YOUR TASK —
Your task is to filter the data below down to the lines holding "JSON".

Dataset records:
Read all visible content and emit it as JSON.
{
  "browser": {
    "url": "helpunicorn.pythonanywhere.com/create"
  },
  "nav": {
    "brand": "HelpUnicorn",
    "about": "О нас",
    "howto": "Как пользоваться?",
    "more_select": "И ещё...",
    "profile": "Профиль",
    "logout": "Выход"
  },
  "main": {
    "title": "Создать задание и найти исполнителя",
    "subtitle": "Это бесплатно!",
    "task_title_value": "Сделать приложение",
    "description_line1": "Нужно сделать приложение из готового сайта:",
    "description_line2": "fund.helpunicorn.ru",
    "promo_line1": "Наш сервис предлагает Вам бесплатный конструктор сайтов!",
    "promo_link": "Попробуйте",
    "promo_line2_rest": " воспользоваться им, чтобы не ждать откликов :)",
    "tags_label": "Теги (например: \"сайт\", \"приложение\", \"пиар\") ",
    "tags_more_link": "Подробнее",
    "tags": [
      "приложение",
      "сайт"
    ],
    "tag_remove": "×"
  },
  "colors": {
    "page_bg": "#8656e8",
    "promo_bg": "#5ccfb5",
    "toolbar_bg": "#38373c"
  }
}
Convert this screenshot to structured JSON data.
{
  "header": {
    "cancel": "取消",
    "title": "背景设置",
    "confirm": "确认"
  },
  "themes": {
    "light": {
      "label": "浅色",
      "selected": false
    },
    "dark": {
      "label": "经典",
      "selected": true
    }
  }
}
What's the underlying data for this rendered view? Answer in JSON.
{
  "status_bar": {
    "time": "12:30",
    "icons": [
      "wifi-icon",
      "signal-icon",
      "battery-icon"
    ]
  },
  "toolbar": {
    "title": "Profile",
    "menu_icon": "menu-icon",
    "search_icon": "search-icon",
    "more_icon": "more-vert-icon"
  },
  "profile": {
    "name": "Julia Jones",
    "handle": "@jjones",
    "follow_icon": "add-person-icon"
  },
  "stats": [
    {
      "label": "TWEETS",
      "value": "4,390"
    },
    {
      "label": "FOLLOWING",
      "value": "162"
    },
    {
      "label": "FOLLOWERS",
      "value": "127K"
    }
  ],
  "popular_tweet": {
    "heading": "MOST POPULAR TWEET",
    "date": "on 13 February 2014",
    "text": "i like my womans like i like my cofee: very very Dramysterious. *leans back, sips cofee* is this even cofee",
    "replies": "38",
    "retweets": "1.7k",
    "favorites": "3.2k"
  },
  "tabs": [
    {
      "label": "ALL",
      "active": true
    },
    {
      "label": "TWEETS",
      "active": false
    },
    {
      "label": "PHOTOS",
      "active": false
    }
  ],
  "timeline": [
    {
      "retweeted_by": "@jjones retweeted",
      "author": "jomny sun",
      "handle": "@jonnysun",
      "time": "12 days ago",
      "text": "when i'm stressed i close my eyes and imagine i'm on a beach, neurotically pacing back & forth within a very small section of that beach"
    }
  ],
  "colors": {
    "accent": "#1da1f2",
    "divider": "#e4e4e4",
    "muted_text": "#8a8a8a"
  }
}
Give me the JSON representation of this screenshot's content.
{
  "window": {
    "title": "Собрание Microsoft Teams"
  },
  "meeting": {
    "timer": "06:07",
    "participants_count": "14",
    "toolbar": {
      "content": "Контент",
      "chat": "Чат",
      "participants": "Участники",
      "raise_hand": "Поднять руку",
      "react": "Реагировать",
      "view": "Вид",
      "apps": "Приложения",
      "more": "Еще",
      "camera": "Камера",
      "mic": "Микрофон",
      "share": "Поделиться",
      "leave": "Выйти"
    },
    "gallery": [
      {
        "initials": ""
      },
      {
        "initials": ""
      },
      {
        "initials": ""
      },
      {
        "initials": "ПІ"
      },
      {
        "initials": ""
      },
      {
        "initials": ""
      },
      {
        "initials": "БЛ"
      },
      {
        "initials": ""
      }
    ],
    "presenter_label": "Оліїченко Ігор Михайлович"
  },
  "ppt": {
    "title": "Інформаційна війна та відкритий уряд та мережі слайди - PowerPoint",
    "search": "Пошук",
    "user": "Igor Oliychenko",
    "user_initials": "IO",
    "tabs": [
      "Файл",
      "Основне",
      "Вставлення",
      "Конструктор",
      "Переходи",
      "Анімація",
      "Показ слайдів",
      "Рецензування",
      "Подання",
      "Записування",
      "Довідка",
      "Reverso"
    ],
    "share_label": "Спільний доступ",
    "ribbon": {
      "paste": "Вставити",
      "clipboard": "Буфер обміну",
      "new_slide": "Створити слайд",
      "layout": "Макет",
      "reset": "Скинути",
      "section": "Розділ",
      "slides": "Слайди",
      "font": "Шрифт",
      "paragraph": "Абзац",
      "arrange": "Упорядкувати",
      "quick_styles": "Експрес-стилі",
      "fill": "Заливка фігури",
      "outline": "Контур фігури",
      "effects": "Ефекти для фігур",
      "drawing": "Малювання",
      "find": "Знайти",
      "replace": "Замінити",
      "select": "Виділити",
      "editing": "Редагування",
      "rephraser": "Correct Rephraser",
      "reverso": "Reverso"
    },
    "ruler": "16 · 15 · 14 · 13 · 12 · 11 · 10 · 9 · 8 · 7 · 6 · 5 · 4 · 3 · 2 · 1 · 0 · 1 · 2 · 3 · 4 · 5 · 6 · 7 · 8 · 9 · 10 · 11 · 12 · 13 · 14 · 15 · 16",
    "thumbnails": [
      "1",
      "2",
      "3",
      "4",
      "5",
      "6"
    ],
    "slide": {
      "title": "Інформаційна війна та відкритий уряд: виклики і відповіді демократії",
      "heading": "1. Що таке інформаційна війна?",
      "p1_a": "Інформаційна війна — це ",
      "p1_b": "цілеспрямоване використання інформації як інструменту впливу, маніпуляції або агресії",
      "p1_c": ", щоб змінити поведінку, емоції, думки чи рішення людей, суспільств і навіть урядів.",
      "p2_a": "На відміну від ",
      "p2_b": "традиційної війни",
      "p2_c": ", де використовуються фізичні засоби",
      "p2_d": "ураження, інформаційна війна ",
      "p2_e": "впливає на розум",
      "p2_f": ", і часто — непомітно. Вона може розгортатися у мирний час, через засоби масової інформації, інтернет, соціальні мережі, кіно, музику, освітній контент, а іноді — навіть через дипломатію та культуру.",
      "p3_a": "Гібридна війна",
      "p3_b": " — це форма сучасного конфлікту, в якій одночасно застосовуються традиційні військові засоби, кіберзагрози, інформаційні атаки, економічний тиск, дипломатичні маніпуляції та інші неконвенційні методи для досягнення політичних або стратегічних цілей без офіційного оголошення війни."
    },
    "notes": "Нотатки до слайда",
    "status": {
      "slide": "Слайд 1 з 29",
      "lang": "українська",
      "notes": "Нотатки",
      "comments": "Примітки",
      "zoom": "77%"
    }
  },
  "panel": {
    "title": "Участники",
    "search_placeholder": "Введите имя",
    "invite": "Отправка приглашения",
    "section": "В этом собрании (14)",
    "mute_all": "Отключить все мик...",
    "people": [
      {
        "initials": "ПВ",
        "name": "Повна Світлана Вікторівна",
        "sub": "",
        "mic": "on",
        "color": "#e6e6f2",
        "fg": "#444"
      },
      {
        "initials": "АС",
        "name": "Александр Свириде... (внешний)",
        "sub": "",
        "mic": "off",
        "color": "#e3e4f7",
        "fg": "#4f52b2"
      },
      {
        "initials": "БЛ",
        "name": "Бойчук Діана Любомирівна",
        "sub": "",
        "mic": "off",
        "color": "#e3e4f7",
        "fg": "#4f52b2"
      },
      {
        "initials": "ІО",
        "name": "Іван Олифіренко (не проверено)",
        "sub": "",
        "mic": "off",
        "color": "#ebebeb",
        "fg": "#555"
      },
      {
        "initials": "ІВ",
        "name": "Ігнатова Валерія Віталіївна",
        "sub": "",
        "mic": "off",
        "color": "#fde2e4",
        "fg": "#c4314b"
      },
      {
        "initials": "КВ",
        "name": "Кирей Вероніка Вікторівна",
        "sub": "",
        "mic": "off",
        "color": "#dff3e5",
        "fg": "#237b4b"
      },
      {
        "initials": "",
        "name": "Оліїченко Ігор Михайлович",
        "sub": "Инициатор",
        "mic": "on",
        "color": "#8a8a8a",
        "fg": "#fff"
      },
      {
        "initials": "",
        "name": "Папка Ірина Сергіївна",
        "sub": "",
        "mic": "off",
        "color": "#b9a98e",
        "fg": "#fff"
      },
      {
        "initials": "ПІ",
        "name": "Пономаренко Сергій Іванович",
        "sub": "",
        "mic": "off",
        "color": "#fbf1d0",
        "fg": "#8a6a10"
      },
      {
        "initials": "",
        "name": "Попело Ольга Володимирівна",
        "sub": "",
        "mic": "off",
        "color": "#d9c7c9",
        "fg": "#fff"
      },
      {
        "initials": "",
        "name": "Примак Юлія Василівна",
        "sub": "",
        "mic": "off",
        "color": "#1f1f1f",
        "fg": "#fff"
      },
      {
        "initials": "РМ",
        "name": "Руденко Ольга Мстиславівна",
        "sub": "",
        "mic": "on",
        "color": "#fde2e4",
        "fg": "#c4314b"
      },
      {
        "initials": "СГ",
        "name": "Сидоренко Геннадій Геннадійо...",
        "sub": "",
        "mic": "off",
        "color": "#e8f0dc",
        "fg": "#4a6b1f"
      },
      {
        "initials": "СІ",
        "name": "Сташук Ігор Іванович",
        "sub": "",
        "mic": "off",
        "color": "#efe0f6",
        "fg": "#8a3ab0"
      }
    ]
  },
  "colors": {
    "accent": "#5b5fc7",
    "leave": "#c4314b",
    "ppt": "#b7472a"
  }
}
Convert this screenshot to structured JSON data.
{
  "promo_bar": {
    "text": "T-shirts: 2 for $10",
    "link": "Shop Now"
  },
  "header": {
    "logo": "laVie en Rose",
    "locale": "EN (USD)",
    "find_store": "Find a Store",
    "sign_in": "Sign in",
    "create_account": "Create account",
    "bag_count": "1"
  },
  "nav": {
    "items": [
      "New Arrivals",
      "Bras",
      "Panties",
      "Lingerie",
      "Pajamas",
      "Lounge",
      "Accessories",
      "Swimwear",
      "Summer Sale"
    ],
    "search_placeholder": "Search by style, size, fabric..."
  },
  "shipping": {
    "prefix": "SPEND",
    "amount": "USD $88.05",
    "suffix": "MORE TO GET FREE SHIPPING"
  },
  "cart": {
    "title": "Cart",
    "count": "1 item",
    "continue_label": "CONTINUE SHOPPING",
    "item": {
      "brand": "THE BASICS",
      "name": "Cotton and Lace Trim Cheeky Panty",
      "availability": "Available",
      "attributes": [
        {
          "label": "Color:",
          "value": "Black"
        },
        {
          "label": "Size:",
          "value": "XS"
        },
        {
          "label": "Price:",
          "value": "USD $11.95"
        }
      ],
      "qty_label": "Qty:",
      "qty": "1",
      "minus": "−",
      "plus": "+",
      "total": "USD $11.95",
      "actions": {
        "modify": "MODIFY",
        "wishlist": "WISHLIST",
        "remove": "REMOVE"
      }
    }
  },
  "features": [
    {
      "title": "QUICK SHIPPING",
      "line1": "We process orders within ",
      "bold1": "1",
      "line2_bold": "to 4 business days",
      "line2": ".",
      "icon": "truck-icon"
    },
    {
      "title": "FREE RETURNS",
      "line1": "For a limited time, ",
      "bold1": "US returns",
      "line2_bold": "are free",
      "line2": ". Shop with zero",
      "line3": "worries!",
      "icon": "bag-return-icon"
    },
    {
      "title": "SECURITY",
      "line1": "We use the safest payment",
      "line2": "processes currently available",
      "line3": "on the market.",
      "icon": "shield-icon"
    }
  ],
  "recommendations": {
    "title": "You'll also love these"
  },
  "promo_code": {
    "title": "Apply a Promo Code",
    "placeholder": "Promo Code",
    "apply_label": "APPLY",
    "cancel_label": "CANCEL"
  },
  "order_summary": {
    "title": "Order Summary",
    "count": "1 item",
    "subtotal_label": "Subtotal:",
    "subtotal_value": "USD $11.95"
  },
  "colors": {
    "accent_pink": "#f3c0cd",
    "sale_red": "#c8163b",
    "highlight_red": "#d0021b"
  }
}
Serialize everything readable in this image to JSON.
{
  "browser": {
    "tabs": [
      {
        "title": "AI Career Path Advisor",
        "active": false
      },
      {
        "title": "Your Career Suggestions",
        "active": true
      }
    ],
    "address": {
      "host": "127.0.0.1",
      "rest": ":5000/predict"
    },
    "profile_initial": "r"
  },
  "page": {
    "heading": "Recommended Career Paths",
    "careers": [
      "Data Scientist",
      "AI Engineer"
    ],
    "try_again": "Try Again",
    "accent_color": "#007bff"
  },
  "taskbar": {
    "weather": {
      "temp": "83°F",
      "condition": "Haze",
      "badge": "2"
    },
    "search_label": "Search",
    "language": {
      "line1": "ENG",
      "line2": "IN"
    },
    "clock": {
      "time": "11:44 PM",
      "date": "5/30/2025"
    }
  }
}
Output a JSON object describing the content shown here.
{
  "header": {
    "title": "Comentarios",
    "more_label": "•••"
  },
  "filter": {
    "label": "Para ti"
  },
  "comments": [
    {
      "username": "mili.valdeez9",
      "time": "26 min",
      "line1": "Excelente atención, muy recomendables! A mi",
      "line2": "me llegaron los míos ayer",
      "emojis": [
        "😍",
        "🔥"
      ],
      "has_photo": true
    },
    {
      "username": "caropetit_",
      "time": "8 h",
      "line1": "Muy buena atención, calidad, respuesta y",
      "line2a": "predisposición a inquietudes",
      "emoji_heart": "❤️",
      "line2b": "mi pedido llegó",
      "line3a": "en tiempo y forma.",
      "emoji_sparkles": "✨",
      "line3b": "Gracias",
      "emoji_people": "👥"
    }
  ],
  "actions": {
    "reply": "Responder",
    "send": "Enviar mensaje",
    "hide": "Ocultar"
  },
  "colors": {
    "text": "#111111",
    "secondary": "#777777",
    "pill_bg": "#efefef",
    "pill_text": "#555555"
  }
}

WORKED ANSWER —
Read all visible content and emit it as JSON.
Convert this screenshot to structured JSON data.
What's the underlying data for this rendered view? Answer in JSON.
Give me the JSON representation of this screenshot's content.
Convert this screenshot to structured JSON data.
Serialize everything readable in this image to JSON.
Output a JSON object describing the content shown here.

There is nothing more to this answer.